» **Records provided**:
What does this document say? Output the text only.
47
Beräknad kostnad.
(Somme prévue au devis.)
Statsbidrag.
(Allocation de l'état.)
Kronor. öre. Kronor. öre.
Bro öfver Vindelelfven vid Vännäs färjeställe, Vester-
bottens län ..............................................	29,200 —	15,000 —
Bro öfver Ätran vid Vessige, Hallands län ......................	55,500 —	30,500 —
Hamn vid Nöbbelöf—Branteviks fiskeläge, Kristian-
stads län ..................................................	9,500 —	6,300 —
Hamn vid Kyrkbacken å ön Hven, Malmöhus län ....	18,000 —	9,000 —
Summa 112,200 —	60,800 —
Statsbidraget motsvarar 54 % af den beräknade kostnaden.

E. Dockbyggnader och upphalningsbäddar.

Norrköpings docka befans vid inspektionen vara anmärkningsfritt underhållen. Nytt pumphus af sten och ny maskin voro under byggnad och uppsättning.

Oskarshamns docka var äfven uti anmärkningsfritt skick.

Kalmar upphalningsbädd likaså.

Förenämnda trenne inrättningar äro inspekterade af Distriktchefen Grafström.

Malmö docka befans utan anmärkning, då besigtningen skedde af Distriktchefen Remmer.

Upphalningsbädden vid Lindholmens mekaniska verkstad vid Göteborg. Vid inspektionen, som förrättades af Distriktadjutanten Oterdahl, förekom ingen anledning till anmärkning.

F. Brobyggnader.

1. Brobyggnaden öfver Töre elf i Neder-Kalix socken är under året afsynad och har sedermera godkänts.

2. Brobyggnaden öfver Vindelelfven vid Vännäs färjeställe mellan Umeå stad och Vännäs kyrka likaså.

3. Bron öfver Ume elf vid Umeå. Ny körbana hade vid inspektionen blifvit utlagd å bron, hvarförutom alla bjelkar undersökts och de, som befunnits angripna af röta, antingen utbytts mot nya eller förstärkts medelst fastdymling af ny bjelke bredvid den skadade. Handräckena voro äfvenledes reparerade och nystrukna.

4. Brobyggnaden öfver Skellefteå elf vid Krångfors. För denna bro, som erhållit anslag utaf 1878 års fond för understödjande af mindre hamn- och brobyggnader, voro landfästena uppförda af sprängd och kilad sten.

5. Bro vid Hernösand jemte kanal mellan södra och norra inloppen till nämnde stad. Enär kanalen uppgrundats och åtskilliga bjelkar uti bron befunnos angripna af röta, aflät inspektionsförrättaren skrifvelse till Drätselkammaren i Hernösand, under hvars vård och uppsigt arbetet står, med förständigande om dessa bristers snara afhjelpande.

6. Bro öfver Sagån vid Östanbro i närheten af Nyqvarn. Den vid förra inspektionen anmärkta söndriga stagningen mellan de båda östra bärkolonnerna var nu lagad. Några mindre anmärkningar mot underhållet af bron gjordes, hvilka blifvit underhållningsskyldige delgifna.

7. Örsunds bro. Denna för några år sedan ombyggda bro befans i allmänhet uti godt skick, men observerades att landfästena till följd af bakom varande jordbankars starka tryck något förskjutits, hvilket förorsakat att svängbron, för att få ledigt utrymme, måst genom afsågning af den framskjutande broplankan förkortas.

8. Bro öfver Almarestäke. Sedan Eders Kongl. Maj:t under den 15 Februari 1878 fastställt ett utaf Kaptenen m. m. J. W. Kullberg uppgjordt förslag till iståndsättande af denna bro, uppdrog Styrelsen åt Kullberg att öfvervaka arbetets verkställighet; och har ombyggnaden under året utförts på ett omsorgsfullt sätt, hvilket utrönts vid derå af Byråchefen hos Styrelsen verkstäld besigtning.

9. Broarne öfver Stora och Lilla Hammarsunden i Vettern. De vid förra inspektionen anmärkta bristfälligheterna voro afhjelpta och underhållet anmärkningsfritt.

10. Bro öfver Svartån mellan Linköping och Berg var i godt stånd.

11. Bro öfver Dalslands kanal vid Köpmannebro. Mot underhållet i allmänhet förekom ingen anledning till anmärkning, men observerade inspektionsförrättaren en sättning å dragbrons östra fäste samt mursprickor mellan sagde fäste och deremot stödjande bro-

» **Exercise objective**: Every line above that holds the word "till" should be copied out.

» **Completed exercise**:
Upphalningsbädden vid Lindholmens mekaniska verkstad vid Göteborg. Vid inspektionen, som förrättades af Distriktadjutanten Oterdahl, förekom ingen anledning till anmärkning.
5. Bro vid Hernösand jemte kanal mellan södra och norra inloppen till nämnde stad. Enär kanalen uppgrundats och åtskilliga bjelkar uti bron befunnos angripna af röta, aflät inspektionsförrättaren skrifvelse till Drätselkammaren i Hernösand, under hvars vård och uppsigt arbetet står, med förständigande om dessa bristers snara afhjelpande.
7. Örsunds bro. Denna för några år sedan ombyggda bro befans i allmänhet uti godt skick, men observerades att landfästena till följd af bakom varande jordbankars starka tryck något förskjutits, hvilket förorsakat att svängbron, för att få ledigt utrymme, måst genom afsågning af den framskjutande broplankan förkortas.
8. Bro öfver Almarestäke. Sedan Eders Kongl. Maj:t under den 15 Februari 1878 fastställt ett utaf Kaptenen m. m. J. W. Kullberg uppgjordt förslag till iståndsättande af denna bro, uppdrog Styrelsen åt Kullberg att öfvervaka arbetets verkställighet; och har ombyggnaden under året utförts på ett omsorgsfullt sätt, hvilket utrönts vid derå af Byråchefen hos Styrelsen verkstäld besigtning.
11. Bro öfver Dalslands kanal vid Köpmannebro. Mot underhållet i allmänhet förekom ingen anledning till anmärkning, men observerade inspektionsförrättaren en sättning å dragbrons östra fäste samt mursprickor mellan sagde fäste och deremot stödjande bro-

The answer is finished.